Can you output the material exactly as written, minus any pictures it holds?

· · · · · · ·

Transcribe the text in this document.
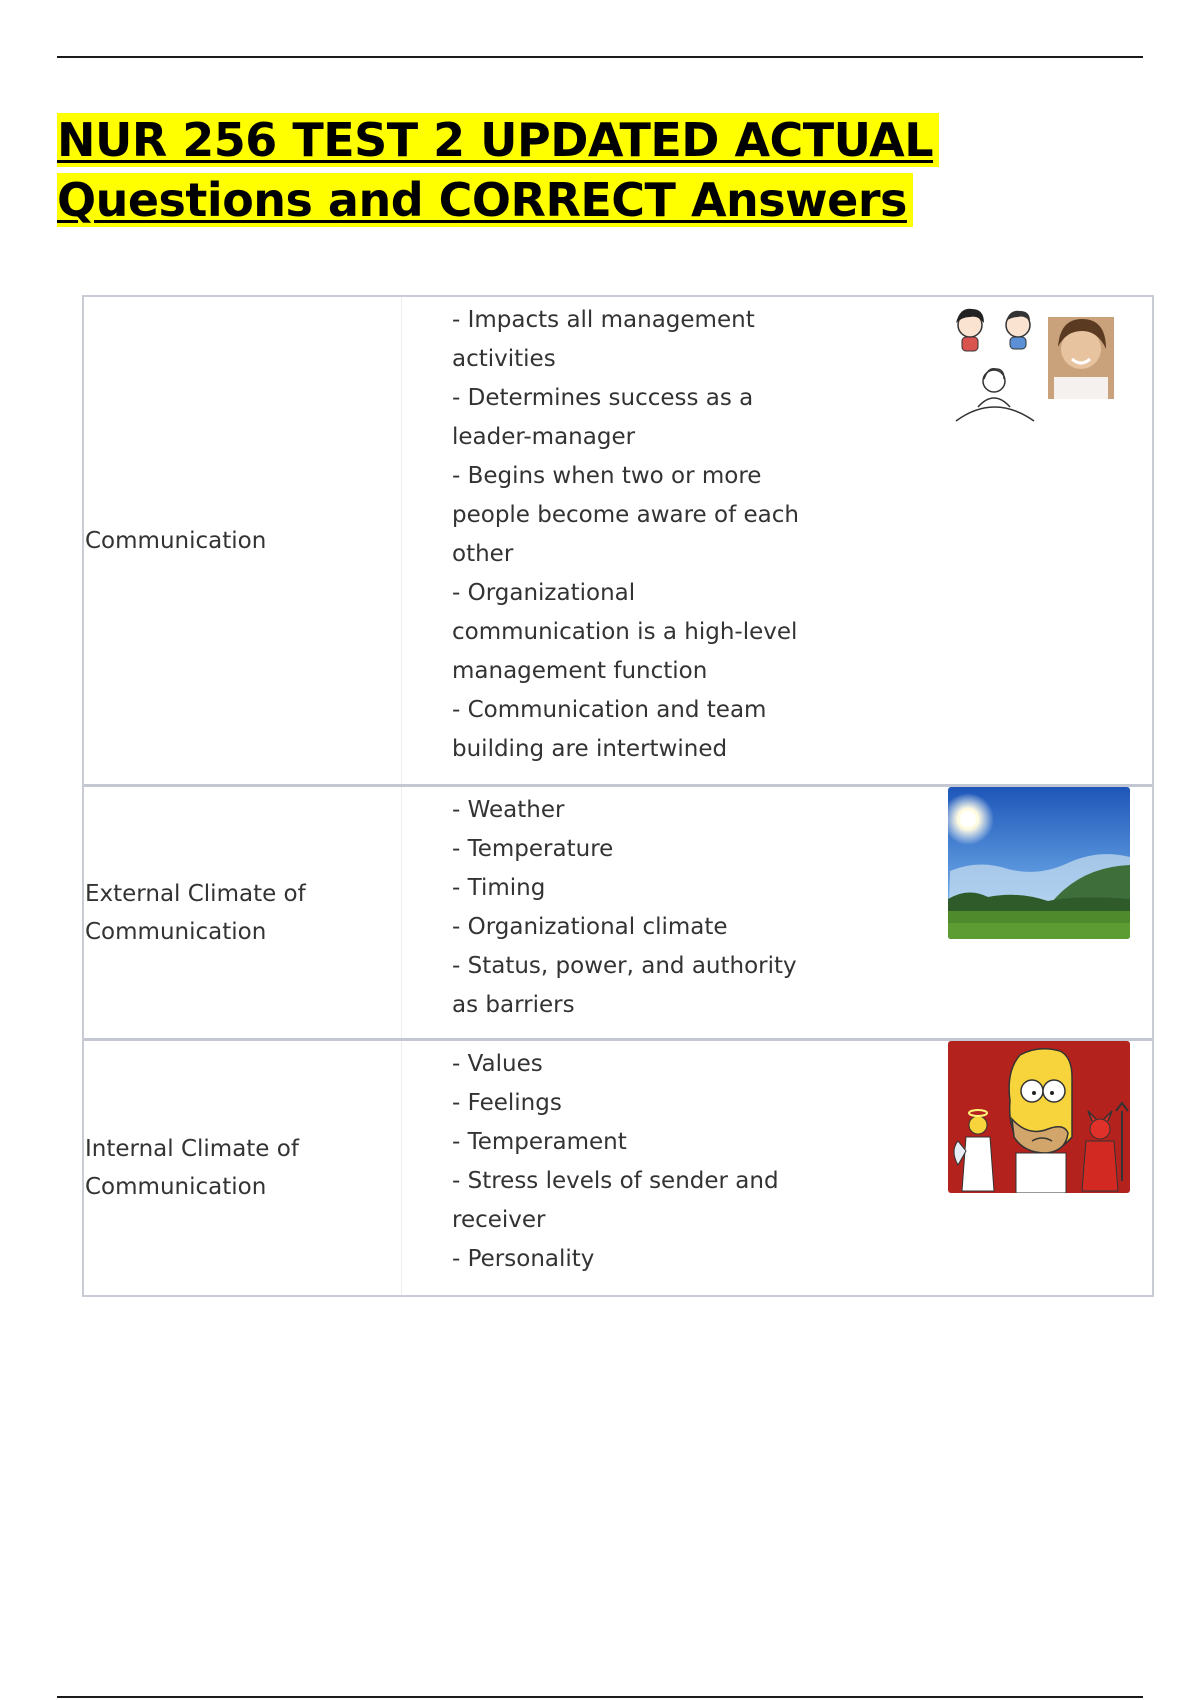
NUR 256 TEST 2 UPDATED ACTUAL Questions and CORRECT Answers
Communication
- Impacts all management activities
- Determines success as a leader-manager
- Begins when two or more people become aware of each other
- Organizational communication is a high-level management function
- Communication and team building are intertwined
External Climate of Communication
- Weather
- Temperature
- Timing
- Organizational climate
- Status, power, and authority as barriers
Internal Climate of Communication
- Values
- Feelings
- Temperament
- Stress levels of sender and receiver
- Personality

· · · · · · ·

» **EXERCISE OUTPUT**:
Transcribe the text in this document.
NUR 256 TEST 2 UPDATED ACTUAL Questions and CORRECT Answers
Communication
- Impacts all management activities
- Determines success as a leader-manager
- Begins when two or more people become aware of each other
- Organizational communication is a high-level management function
- Communication and team building are intertwined
External Climate of Communication
- Weather
- Temperature
- Timing
- Organizational climate
- Status, power, and authority as barriers
Internal Climate of Communication
- Values
- Feelings
- Temperament
- Stress levels of sender and receiver
- Personality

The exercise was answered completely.